* OBJETIVO
Por favor, escreva o trecho que vem logo após a última frase do texto sobre a escolha do regime de bens no casamento e na união estável.

* DOCUMENTO DE ORIGEM

Viver junto é muito bom, e quando a paixão acontece é muito frequente as pessoas focarem nas coisas boas, na lua de mel, na vida a dois, nos filhos, etc., e deixarem de lado as consequências jurídicas da opção tomada pelo casal, seja pelo casamento ou pela união estável.
Só que nada é perfeito, muitas vezes o encantamento e até o mais puro amor acabam, e o casal além de ter de superar uma nova realidade, ainda tem de enfrentar os aspectos práticos que envolvem uma separação. E são nesses momentos que finalmente as pessoas se apresentam como realmente são, somando-se ao sofrimento pelo fim da relação, tremendos problemas pessoais, patrimoniais e financeiros.
Além disso, mesmo quando o amor perdura, alguém sempre morre, e existem os aspectos sucessórios que também devem ser avaliados, antes de definir qual será o regime de bens a ser adotado pelo casal.
Assim, é sempre bom antes de tomar a decisão de formar um casal, de se mostrar para a sociedade como tal, encher suas redes sociais com fotos desse amor lindo, único e definitivo, de morar junto, de marcar um lindo casamento na igreja ou no cartório, consultar um advogado.
Ele irá lhe ajudar a encontrar a melhor solução jurídica a ser adotada para o seu caso, principalmente se um dos envolvidos tiver mais bens, maior sucesso profissional, já tiver filhos, for de família mais abastada, houver muitas diferenças sociais, de idade, e se o amor da sua vida possuir dívidas.
Depois disso, converse com a sua cara metade sobre a importância de estabelecer formalmente o regime jurídico que irá regular a relação entre vocês, seja um namoro, uma união estável ou casamento.
Isso pode ocorrer através de um Contrato de Namoro, Contrato de União Estável, Escritura Pública de União Estável, pacto antenupcial, ou de outro instrumento sugerido pelo seu advogado após conhecer sua realidade.
A formalização de uma Escritura Pública de União Estável é algo bem simples. Basta solicitar ao Cartório de Notas mais perto, a lavratura desse documento, informar qual a data de início e o regime de bens mais adequado. Alguns cartórios já permitem que isso seja feito “on-line”. Embora não seja obrigatório, vale registrar essa escritura no Livro E, do registro civil. Desse modo, ninguém poderá casar com o seu amor, enquanto não tiver sido registrada a dissolução da sua união estável com ele, e você estará resguardando também seu patrimônio.
Importante salientar o entendimento jurisprudencial, inclusive do STJ, de que é invalida a eleição de regime de bens diverso do legal, de forma retroativa. Os efeitos do regime escolhido serão daquele momento em diante.
Assim, escolha com cuidado o regime de bens que mais lhe convém antes de entrar em uma união estável ou casamento. Se ele ou ela se ofenderem, pense bem antes de casar ou de entrar em uma união estável. Eu sei que não adianta avisar, mas é fria. Você irá ficar com a “pulga atrás do orelha” até que, mais cedo ou mais tarde, a realidade se apresente, cobre caro pela sua imprudência, e alguém da sua família lhe diga: “eu avisei”.

* MATERIAL EXIBIDO

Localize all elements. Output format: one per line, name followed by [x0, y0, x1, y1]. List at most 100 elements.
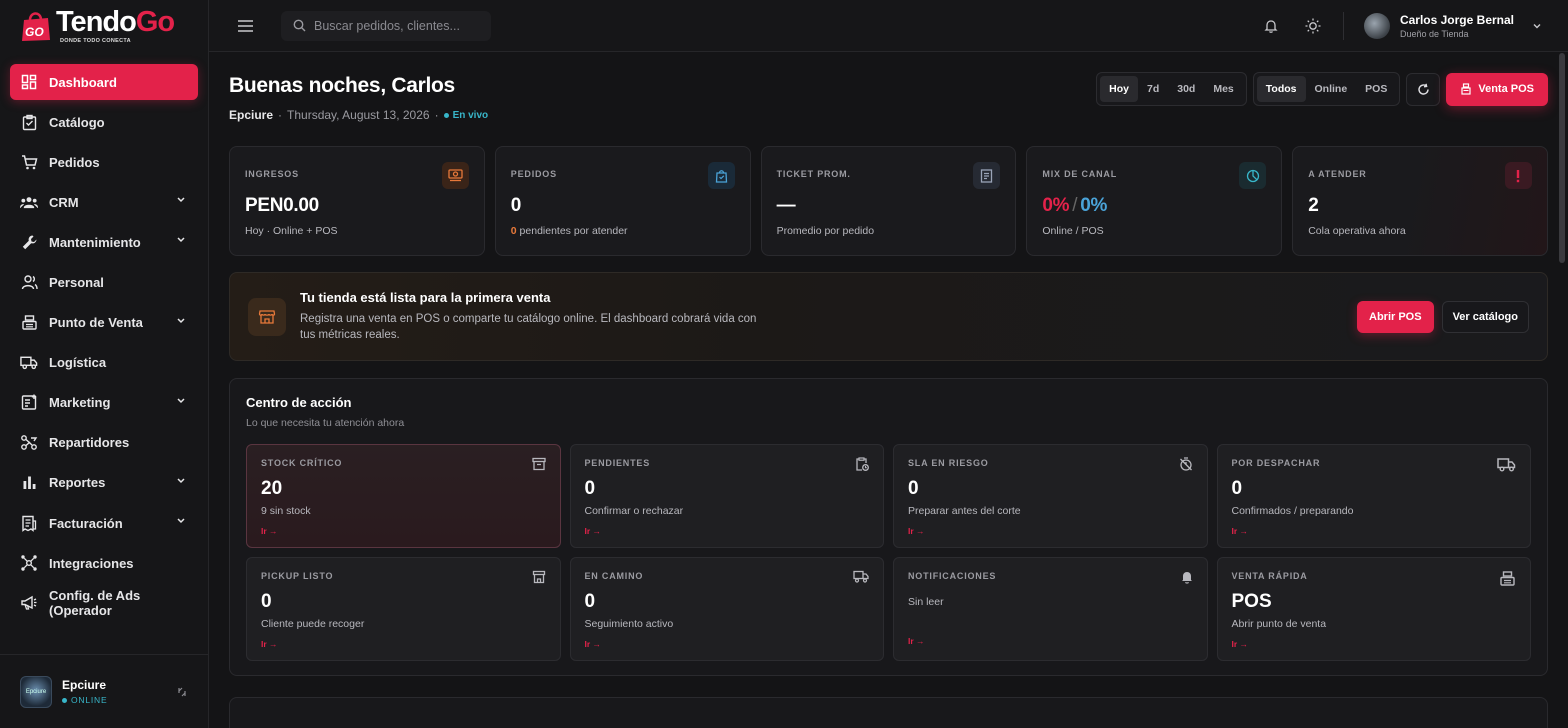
sidebar-item-dashboard[interactable]: Dashboard — [10, 64, 198, 100]
store-icon — [532, 570, 546, 589]
sidebar-item-catálogo[interactable]: Catálogo — [10, 104, 198, 140]
chevron-down-icon[interactable] — [176, 517, 186, 525]
action-card-stock-cr-tico[interactable]: STOCK CRÍTICO 20 9 sin stock Ir → — [246, 444, 561, 548]
sidebar-item-config[interactable]: Config. de Ads (Operador — [10, 585, 198, 621]
action-card-label: SLA EN RIESGO — [908, 458, 989, 468]
action-card-link[interactable]: Ir → — [1232, 639, 1517, 649]
action-card-link[interactable]: Ir → — [908, 636, 1193, 646]
sidebar-item-punto[interactable]: Punto de Venta — [10, 305, 198, 341]
user-role: Dueño de Tienda — [1399, 28, 1469, 39]
user-avatar[interactable] — [1363, 12, 1390, 39]
sidebar-item-repartidores[interactable]: Repartidores — [10, 425, 198, 461]
chevron-down-icon[interactable] — [176, 236, 186, 244]
kpi-value: 0 — [510, 195, 522, 216]
store-switcher[interactable]: Epciure Epciure ONLINE — [0, 654, 208, 728]
chevron-down-icon[interactable] — [1532, 22, 1542, 30]
kpi-label: MIX DE CANAL — [1042, 169, 1117, 179]
sidebar-item-integraciones[interactable]: Integraciones — [10, 545, 198, 581]
sidebar-item-label: CRM — [49, 194, 79, 210]
action-card-link[interactable]: Ir → — [1232, 526, 1517, 536]
sidebar-nav: Dashboard Catálogo Pedidos CRM Mantenimiento… — [0, 52, 208, 654]
action-card-link[interactable]: Ir → — [261, 639, 546, 649]
chevron-down-icon[interactable] — [176, 477, 186, 485]
action-card-link[interactable]: Ir → — [585, 639, 870, 649]
pos-sale-button[interactable]: Venta POS — [1446, 72, 1548, 106]
sidebar-item-marketing[interactable]: Marketing — [10, 385, 198, 421]
period-7d[interactable]: 7d — [1138, 76, 1168, 102]
action-card-description: Sin leer — [908, 596, 944, 608]
alert-icon — [1504, 162, 1532, 189]
user-menu[interactable]: Carlos Jorge Bernal Dueño de Tienda — [1400, 13, 1514, 39]
action-card-description: Abrir punto de venta — [1231, 618, 1327, 630]
action-card-value: 0 — [261, 591, 272, 612]
switch-arrows-icon[interactable] — [176, 686, 188, 698]
open-pos-button[interactable]: Abrir POS — [1357, 300, 1434, 333]
sidebar-item-mantenimiento[interactable]: Mantenimiento — [10, 224, 198, 260]
period-selector: Hoy 7d 30d Mes — [1096, 72, 1247, 106]
sidebar-item-pedidos[interactable]: Pedidos — [10, 144, 198, 180]
clipboard-clock-icon — [855, 457, 869, 476]
action-card-venta-r-pida[interactable]: VENTA RÁPIDA POS Abrir punto de venta Ir → — [1216, 557, 1531, 661]
sidebar-item-crm[interactable]: CRM — [10, 184, 198, 220]
view-catalog-button[interactable]: Ver catálogo — [1441, 300, 1529, 333]
kpi-card-ticket-prom[interactable]: TICKET PROM. — Promedio por pedido — [760, 146, 1017, 256]
bell-icon — [1181, 570, 1193, 589]
sidebar-item-logística[interactable]: Logística — [10, 345, 198, 381]
catalog-icon — [20, 113, 38, 131]
channel-pos[interactable]: POS — [1356, 76, 1396, 102]
action-card-description: Preparar antes del corte — [908, 505, 1021, 517]
channel-todos[interactable]: Todos — [1256, 76, 1306, 102]
period-hoy[interactable]: Hoy — [1100, 76, 1138, 102]
period-mes[interactable]: Mes — [1204, 76, 1242, 102]
action-card-link[interactable]: Ir → — [261, 526, 546, 536]
theme-toggle-button[interactable] — [1301, 14, 1325, 38]
action-card-por-despachar[interactable]: POR DESPACHAR 0 Confirmados / preparando Ir… — [1216, 444, 1531, 548]
sidebar: GO TendoGo DONDE TODO CONECTA Dashboard C… — [0, 0, 209, 728]
sidebar-item-facturación[interactable]: Facturación — [10, 505, 198, 541]
kpi-card-ingresos[interactable]: INGRESOS PEN0.00 Hoy · Online + POS — [229, 146, 485, 256]
action-card-description: 9 sin stock — [261, 505, 311, 517]
action-card-value: 0 — [584, 591, 596, 612]
action-card-value: 0 — [584, 478, 596, 499]
sidebar-item-personal[interactable]: Personal — [10, 264, 198, 300]
brand-logo[interactable]: GO TendoGo DONDE TODO CONECTA — [0, 0, 208, 52]
kpi-card-a-atender[interactable]: A ATENDER 2 Cola operativa ahora — [1292, 146, 1548, 256]
integrations-icon — [20, 554, 38, 572]
action-card-notificaciones[interactable]: NOTIFICACIONES Sin leer Ir → — [893, 557, 1208, 661]
period-30d[interactable]: 30d — [1168, 76, 1204, 102]
store-name: Epciure — [62, 678, 107, 692]
kpi-card-mix-de-canal[interactable]: MIX DE CANAL 0%/0% Online / POS — [1026, 146, 1283, 256]
chevron-down-icon[interactable] — [176, 397, 186, 405]
search-input[interactable] — [314, 18, 484, 33]
sidebar-item-label: Pedidos — [49, 154, 100, 170]
scrollbar[interactable] — [1559, 53, 1565, 263]
action-card-pendientes[interactable]: PENDIENTES 0 Confirmar o rechazar Ir → — [569, 444, 884, 548]
channel-selector: Todos Online POS — [1252, 72, 1401, 106]
action-card-value: 20 — [261, 478, 283, 499]
action-card-link[interactable]: Ir → — [908, 526, 1193, 536]
search-box[interactable] — [281, 10, 491, 41]
menu-icon[interactable] — [237, 19, 255, 33]
chevron-down-icon[interactable] — [176, 196, 186, 204]
channel-online[interactable]: Online — [1306, 76, 1357, 102]
marketing-icon — [20, 394, 38, 412]
refresh-button[interactable] — [1406, 72, 1441, 106]
kpi-card-pedidos[interactable]: PEDIDOS 0 0 pendientes por atender — [494, 146, 751, 256]
megaphone-icon — [20, 594, 38, 612]
action-card-pickup-listo[interactable]: PICKUP LISTO 0 Cliente puede recoger Ir → — [246, 557, 561, 661]
action-card-link[interactable]: Ir → — [585, 526, 870, 536]
sidebar-item-label: Logística — [49, 355, 107, 371]
sidebar-item-label: Catálogo — [49, 114, 105, 130]
sidebar-item-reportes[interactable]: Reportes — [10, 465, 198, 501]
sidebar-item-label: Integraciones — [49, 555, 134, 571]
bar-chart-icon — [20, 474, 38, 492]
register-icon — [1461, 83, 1471, 95]
pie-icon — [1239, 162, 1267, 189]
store-status: ONLINE — [62, 695, 176, 705]
notifications-button[interactable] — [1259, 14, 1283, 38]
chevron-down-icon[interactable] — [176, 317, 186, 325]
archive-icon — [531, 457, 546, 476]
refresh-icon — [1418, 83, 1429, 95]
action-card-sla-en-riesgo[interactable]: SLA EN RIESGO 0 Preparar antes del corte Ir… — [893, 444, 1208, 548]
action-card-en-camino[interactable]: EN CAMINO 0 Seguimiento activo Ir → — [569, 557, 884, 661]
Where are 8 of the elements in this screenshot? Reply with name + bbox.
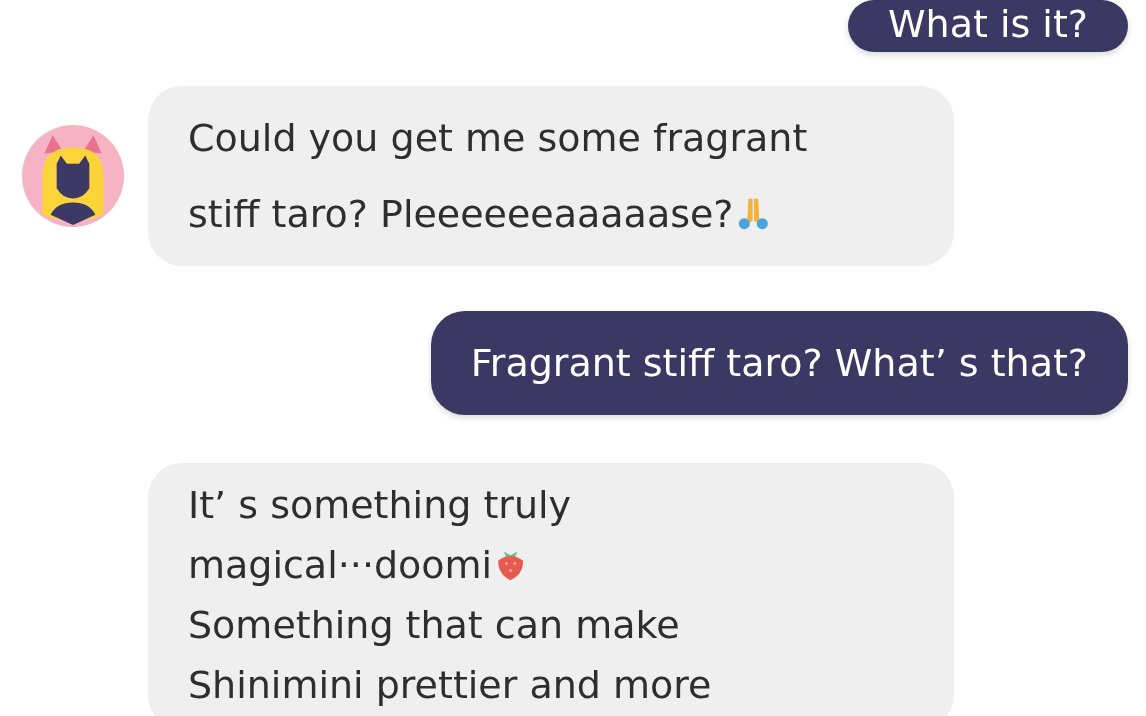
message-text: stiff taro? Pleeeeeeaaaaase? [188, 191, 734, 238]
message-text: Could you get me some fragrant [188, 115, 808, 162]
message-text: Fragrant stiff taro? What’ s that? [470, 340, 1088, 387]
message-text: It’ s something truly [188, 482, 572, 529]
message-text: magical···doomi [188, 542, 493, 589]
message-text: Shinimini prettier and more [188, 662, 712, 709]
message-text: Something that can make [188, 602, 680, 649]
message-text: What is it? [888, 2, 1088, 46]
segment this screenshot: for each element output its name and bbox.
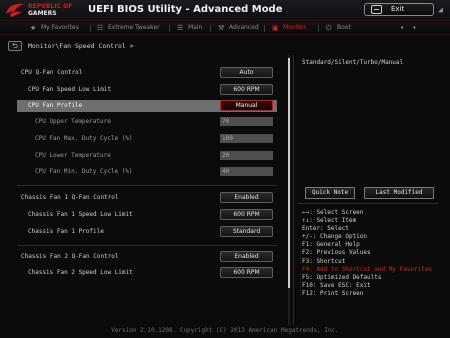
setting-cpu-fan-profile[interactable]: CPU Fan Profile Manual — [17, 100, 277, 112]
key-hint: F12: Print Screen — [302, 289, 364, 297]
key-legend: ←→: Select Screen ↑↓: Select Item Enter:… — [302, 209, 447, 298]
tab-extreme-tweaker[interactable]: ☷ Extreme Tweaker — [97, 24, 160, 34]
setting-chassis-fan-1-speed-low-limit[interactable]: Chassis Fan 1 Speed Low Limit 600 RPM — [17, 209, 277, 221]
power-icon: ⏻ — [326, 24, 332, 32]
setting-chassis-fan-2-speed-low-limit[interactable]: Chassis Fan 2 Speed Low Limit 600 RPM — [17, 267, 277, 279]
more-tabs-icon[interactable]: • • — [400, 24, 419, 32]
wrench-icon: ⚒ — [218, 24, 225, 32]
setting-cpu-qfan-control[interactable]: CPU Q-Fan Control Auto — [17, 67, 277, 79]
tab-label: Monitor — [283, 24, 306, 31]
setting-label: Chassis Fan 2 Q-Fan Control — [21, 253, 119, 260]
tab-divider — [264, 25, 265, 32]
setting-label: Chassis Fan 1 Speed Low Limit — [28, 211, 133, 218]
version-footer: Version 2.10.1208. Copyright (C) 2013 Am… — [111, 327, 339, 334]
key-hint: F1: General Help — [302, 241, 360, 249]
back-button[interactable]: ⮌ — [8, 41, 22, 51]
setting-label: Chassis Fan 1 Q-Fan Control — [21, 194, 119, 201]
brand-line2: GAMERS — [28, 10, 57, 17]
tab-divider — [318, 25, 319, 32]
tab-bar: ★ My Favorites ☷ Extreme Tweaker ☰ Main ⚒ Ad… — [0, 22, 450, 35]
setting-label: CPU Fan Min. Duty Cycle (%) — [35, 168, 133, 175]
tab-label: Extreme Tweaker — [108, 24, 160, 31]
tab-label: Boot — [337, 24, 351, 31]
list-icon: ☰ — [177, 24, 184, 32]
rog-logo — [6, 3, 24, 17]
key-hint: F5: Optimized Defaults — [302, 273, 382, 281]
chassis-fan-1-qfan-control-button[interactable]: Enabled — [220, 192, 273, 203]
key-hint: ↑↓: Select Item — [302, 217, 357, 225]
setting-cpu-upper-temperature: CPU Upper Temperature 70 — [17, 116, 277, 128]
star-icon: ★ — [30, 24, 37, 32]
setting-cpu-lower-temperature: CPU Lower Temperature 20 — [17, 150, 277, 162]
key-hint: Enter: Select — [302, 225, 349, 233]
setting-cpu-fan-min-duty-cycle: CPU Fan Min. Duty Cycle (%) 40 — [17, 166, 277, 178]
tab-monitor[interactable]: ▣ Monitor — [272, 24, 306, 34]
breadcrumb-path: Monitor\Fan Speed Control > — [28, 42, 134, 50]
key-hint: F10: Save ESC: Exit — [302, 281, 371, 289]
setting-label: CPU Lower Temperature — [35, 152, 111, 159]
cpu-fan-speed-low-limit-button[interactable]: 600 RPM — [220, 84, 273, 95]
exit-button[interactable]: Exit — [364, 3, 434, 16]
key-hint: F2: Previous Values — [302, 249, 371, 257]
setting-label: CPU Upper Temperature — [35, 118, 111, 125]
tab-label: Advanced — [229, 24, 259, 31]
chassis-fan-1-speed-low-limit-button[interactable]: 600 RPM — [220, 209, 273, 220]
tab-label: Main — [188, 24, 203, 31]
help-divider — [298, 203, 438, 204]
brand-line1: REPUBLIC OF — [28, 3, 73, 10]
chassis-fan-2-qfan-control-button[interactable]: Enabled — [220, 251, 273, 262]
quick-note-button[interactable]: Quick Note — [305, 187, 355, 199]
tab-divider — [90, 25, 91, 32]
cpu-fan-max-duty-cycle-field[interactable]: 100 — [220, 134, 273, 143]
key-hint: +/-: Change Option — [302, 233, 368, 241]
cpu-qfan-control-button[interactable]: Auto — [220, 67, 273, 78]
setting-chassis-fan-1-qfan-control[interactable]: Chassis Fan 1 Q-Fan Control Enabled — [17, 192, 277, 204]
chassis-fan-2-speed-low-limit-button[interactable]: 600 RPM — [220, 267, 273, 278]
cpu-fan-profile-button[interactable]: Manual — [220, 100, 273, 111]
tab-divider — [169, 25, 170, 32]
page-title: UEFI BIOS Utility - Advanced Mode — [88, 4, 283, 15]
monitor-icon: ▣ — [272, 24, 279, 32]
setting-label: CPU Fan Speed Low Limit — [28, 86, 112, 93]
key-hint: F4: Add to Shortcut and My Favorites — [302, 265, 433, 273]
exit-label: Exit — [391, 5, 405, 13]
tab-main[interactable]: ☰ Main — [177, 24, 202, 34]
setting-cpu-fan-max-duty-cycle: CPU Fan Max. Duty Cycle (%) 100 — [17, 133, 277, 145]
cpu-upper-temperature-field[interactable]: 70 — [220, 117, 273, 126]
exit-icon — [371, 5, 382, 14]
header-bar: REPUBLIC OF GAMERS UEFI BIOS Utility - A… — [0, 0, 450, 21]
tab-my-favorites[interactable]: ★ My Favorites — [30, 24, 79, 34]
key-hint: F3: Shortcut — [302, 257, 346, 265]
setting-chassis-fan-2-qfan-control[interactable]: Chassis Fan 2 Q-Fan Control Enabled — [17, 251, 277, 263]
tab-divider — [210, 25, 211, 32]
section-divider — [17, 185, 277, 186]
help-description: Standard/Silent/Turbo/Manual — [302, 59, 404, 66]
chassis-fan-1-profile-button[interactable]: Standard — [220, 226, 273, 237]
section-divider — [17, 245, 277, 246]
tab-advanced[interactable]: ⚒ Advanced — [218, 24, 259, 34]
resize-icon[interactable]: ◢ — [438, 5, 447, 14]
setting-label: Chassis Fan 1 Profile — [28, 228, 104, 235]
setting-label: Chassis Fan 2 Speed Low Limit — [28, 269, 133, 276]
last-modified-button[interactable]: Last Modified — [364, 187, 434, 199]
tab-label: My Favorites — [41, 24, 79, 31]
brand-text: REPUBLIC OF GAMERS — [28, 3, 72, 17]
back-arrow-icon: ⮌ — [12, 42, 18, 50]
tab-boot[interactable]: ⏻ Boot — [326, 24, 351, 34]
cpu-fan-min-duty-cycle-field[interactable]: 40 — [220, 167, 273, 176]
setting-cpu-fan-speed-low-limit[interactable]: CPU Fan Speed Low Limit 600 RPM — [17, 84, 277, 96]
settings-list: CPU Q-Fan Control Auto CPU Fan Speed Low… — [17, 65, 277, 327]
key-hint: ←→: Select Screen — [302, 209, 364, 216]
scrollbar-thumb[interactable] — [288, 58, 290, 288]
setting-label: CPU Fan Max. Duty Cycle (%) — [35, 135, 133, 142]
setting-chassis-fan-1-profile[interactable]: Chassis Fan 1 Profile Standard — [17, 226, 277, 238]
cpu-lower-temperature-field[interactable]: 20 — [220, 151, 273, 160]
setting-label: CPU Q-Fan Control — [21, 69, 83, 76]
setting-label: CPU Fan Profile — [28, 102, 83, 109]
tweaker-icon: ☷ — [97, 24, 104, 32]
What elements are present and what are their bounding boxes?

* EXERCÍCIO RESOLVIDO
Quais os tipos de casamento?
A legislação brasileira permite o casamento civil, o casamento religioso, e o casamento religioso com efeitos civis, uma vez atendidos os requisitos previstos no Código Civil. O casamento religioso acaba recebendo o mesmo tratamento de uma união estável.
Como definir uma união estável?
Existe uma definição legal no Código Civil, no sentido de que “É reconhecida como entidade familiar a união entre o homem e a mulher, configurada na convivência pública, contínua e duradoura e estabelecida com o objetivo de constituição familiar”.
Esse conceito é muito vago e complexo, e a falta de detalhamento legal fez com que existisse muita controvérsia jurídica e jurisprudencial sobre as uniões homoafetivas, sobre como deveria ser a convivência na união estável, o caracterizaria ou descaracterizaria a continuidade, qual seria o tempo necessário para entender uma relação como duradoura, sobre o que significaria o objetivo de constituir uma família, até onde iria o namoro, em que momento esse namoro viraria um namoro qualificado, e quando finalmente se transformaria em uma união estável.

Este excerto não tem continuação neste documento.